Chart and figure data:
--------------------

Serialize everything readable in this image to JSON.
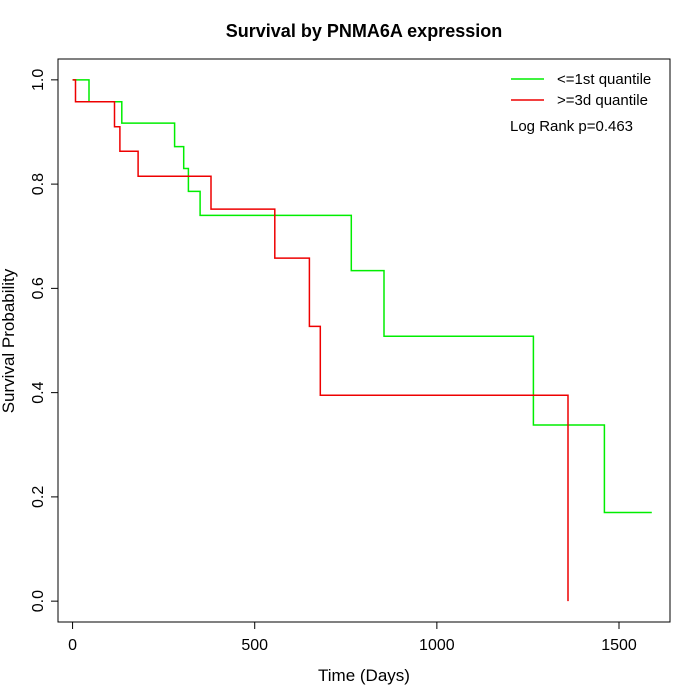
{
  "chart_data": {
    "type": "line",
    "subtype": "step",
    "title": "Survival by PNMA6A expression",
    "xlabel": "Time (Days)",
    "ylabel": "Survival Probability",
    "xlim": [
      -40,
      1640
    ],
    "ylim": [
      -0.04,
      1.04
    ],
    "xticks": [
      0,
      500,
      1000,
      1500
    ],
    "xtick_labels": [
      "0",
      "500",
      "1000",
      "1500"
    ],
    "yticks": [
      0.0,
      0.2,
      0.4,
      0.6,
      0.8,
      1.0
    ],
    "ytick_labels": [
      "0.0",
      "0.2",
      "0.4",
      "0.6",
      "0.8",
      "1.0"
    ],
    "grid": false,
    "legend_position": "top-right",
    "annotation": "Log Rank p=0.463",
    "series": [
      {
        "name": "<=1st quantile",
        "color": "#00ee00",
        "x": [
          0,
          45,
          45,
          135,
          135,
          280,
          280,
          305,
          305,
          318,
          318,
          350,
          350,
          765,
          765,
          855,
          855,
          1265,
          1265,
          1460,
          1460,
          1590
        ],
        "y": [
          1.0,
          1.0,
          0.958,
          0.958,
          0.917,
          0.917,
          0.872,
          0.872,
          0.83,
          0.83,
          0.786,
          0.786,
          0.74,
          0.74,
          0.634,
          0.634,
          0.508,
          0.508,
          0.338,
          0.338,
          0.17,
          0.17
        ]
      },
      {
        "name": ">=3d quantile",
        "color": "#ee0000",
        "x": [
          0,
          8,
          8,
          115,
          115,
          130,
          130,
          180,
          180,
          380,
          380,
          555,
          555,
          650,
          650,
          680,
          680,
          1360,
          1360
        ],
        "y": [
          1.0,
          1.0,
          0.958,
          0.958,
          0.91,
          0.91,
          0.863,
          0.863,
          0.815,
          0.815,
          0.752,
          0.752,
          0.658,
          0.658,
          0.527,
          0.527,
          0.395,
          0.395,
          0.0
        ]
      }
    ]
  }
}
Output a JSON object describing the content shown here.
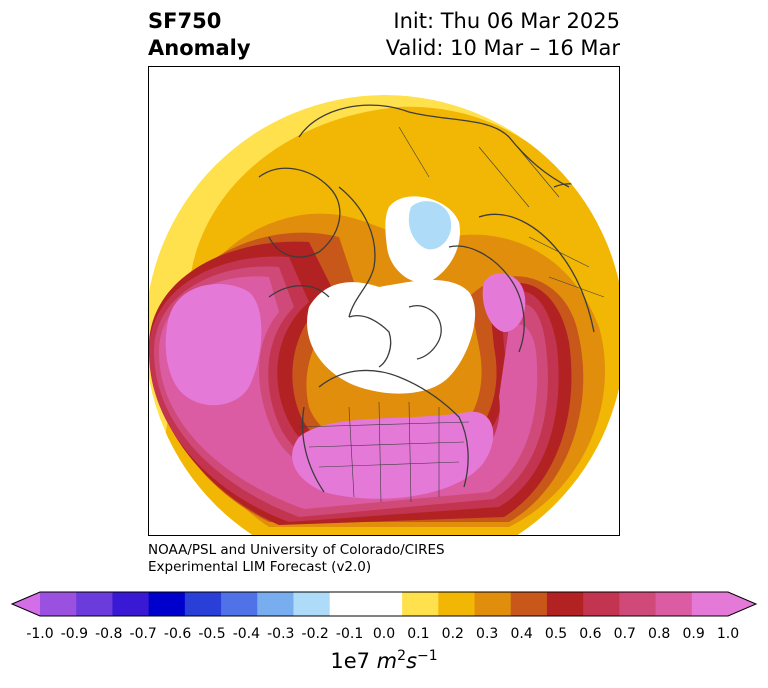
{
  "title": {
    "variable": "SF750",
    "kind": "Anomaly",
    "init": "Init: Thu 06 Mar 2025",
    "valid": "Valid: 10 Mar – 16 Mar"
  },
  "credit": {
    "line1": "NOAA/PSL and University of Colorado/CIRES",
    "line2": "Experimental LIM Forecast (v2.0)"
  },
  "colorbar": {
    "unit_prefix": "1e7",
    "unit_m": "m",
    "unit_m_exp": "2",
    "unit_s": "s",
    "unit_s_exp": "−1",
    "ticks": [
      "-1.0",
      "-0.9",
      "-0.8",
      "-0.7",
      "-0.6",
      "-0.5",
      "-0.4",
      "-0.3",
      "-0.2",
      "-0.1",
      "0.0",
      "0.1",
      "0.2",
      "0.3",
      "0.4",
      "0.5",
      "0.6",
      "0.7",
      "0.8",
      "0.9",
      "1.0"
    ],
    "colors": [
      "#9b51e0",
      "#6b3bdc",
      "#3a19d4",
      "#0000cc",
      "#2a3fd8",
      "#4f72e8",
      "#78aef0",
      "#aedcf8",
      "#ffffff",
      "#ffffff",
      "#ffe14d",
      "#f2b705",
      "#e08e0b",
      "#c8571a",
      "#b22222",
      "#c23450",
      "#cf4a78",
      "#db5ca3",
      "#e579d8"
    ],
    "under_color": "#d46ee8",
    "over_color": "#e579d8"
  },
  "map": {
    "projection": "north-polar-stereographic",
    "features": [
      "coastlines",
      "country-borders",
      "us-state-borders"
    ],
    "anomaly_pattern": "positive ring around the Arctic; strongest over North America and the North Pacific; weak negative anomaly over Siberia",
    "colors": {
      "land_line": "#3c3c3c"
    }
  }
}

--------------------

> _Goal_:
Copy the records above exactly, leaving out every picture.

> _Final result_:
Serialize everything readable in this image to JSON.
{
  "chart_data": {
    "type": "line",
    "subtype": "step",
    "title": "Survival by PNMA6A expression",
    "xlabel": "Time (Days)",
    "ylabel": "Survival Probability",
    "xlim": [
      -40,
      1640
    ],
    "ylim": [
      -0.04,
      1.04
    ],
    "xticks": [
      0,
      500,
      1000,
      1500
    ],
    "xtick_labels": [
      "0",
      "500",
      "1000",
      "1500"
    ],
    "yticks": [
      0.0,
      0.2,
      0.4,
      0.6,
      0.8,
      1.0
    ],
    "ytick_labels": [
      "0.0",
      "0.2",
      "0.4",
      "0.6",
      "0.8",
      "1.0"
    ],
    "grid": false,
    "legend_position": "top-right",
    "annotation": "Log Rank p=0.463",
    "series": [
      {
        "name": "<=1st quantile",
        "color": "#00ee00",
        "x": [
          0,
          45,
          45,
          135,
          135,
          280,
          280,
          305,
          305,
          318,
          318,
          350,
          350,
          765,
          765,
          855,
          855,
          1265,
          1265,
          1460,
          1460,
          1590
        ],
        "y": [
          1.0,
          1.0,
          0.958,
          0.958,
          0.917,
          0.917,
          0.872,
          0.872,
          0.83,
          0.83,
          0.786,
          0.786,
          0.74,
          0.74,
          0.634,
          0.634,
          0.508,
          0.508,
          0.338,
          0.338,
          0.17,
          0.17
        ]
      },
      {
        "name": ">=3d quantile",
        "color": "#ee0000",
        "x": [
          0,
          8,
          8,
          115,
          115,
          130,
          130,
          180,
          180,
          380,
          380,
          555,
          555,
          650,
          650,
          680,
          680,
          1360,
          1360
        ],
        "y": [
          1.0,
          1.0,
          0.958,
          0.958,
          0.91,
          0.91,
          0.863,
          0.863,
          0.815,
          0.815,
          0.752,
          0.752,
          0.658,
          0.658,
          0.527,
          0.527,
          0.395,
          0.395,
          0.0
        ]
      }
    ]
  }
}
Output a JSON object describing the content shown here.
{
  "title": {
    "variable": "SF750",
    "kind": "Anomaly",
    "init": "Init: Thu 06 Mar 2025",
    "valid": "Valid: 10 Mar – 16 Mar"
  },
  "credit": {
    "line1": "NOAA/PSL and University of Colorado/CIRES",
    "line2": "Experimental LIM Forecast (v2.0)"
  },
  "colorbar": {
    "unit_prefix": "1e7",
    "unit_m": "m",
    "unit_m_exp": "2",
    "unit_s": "s",
    "unit_s_exp": "−1",
    "ticks": [
      "-1.0",
      "-0.9",
      "-0.8",
      "-0.7",
      "-0.6",
      "-0.5",
      "-0.4",
      "-0.3",
      "-0.2",
      "-0.1",
      "0.0",
      "0.1",
      "0.2",
      "0.3",
      "0.4",
      "0.5",
      "0.6",
      "0.7",
      "0.8",
      "0.9",
      "1.0"
    ],
    "colors": [
      "#9b51e0",
      "#6b3bdc",
      "#3a19d4",
      "#0000cc",
      "#2a3fd8",
      "#4f72e8",
      "#78aef0",
      "#aedcf8",
      "#ffffff",
      "#ffffff",
      "#ffe14d",
      "#f2b705",
      "#e08e0b",
      "#c8571a",
      "#b22222",
      "#c23450",
      "#cf4a78",
      "#db5ca3",
      "#e579d8"
    ],
    "under_color": "#d46ee8",
    "over_color": "#e579d8"
  },
  "map": {
    "projection": "north-polar-stereographic",
    "features": [
      "coastlines",
      "country-borders",
      "us-state-borders"
    ],
    "anomaly_pattern": "positive ring around the Arctic; strongest over North America and the North Pacific; weak negative anomaly over Siberia",
    "colors": {
      "land_line": "#3c3c3c"
    }
  }
}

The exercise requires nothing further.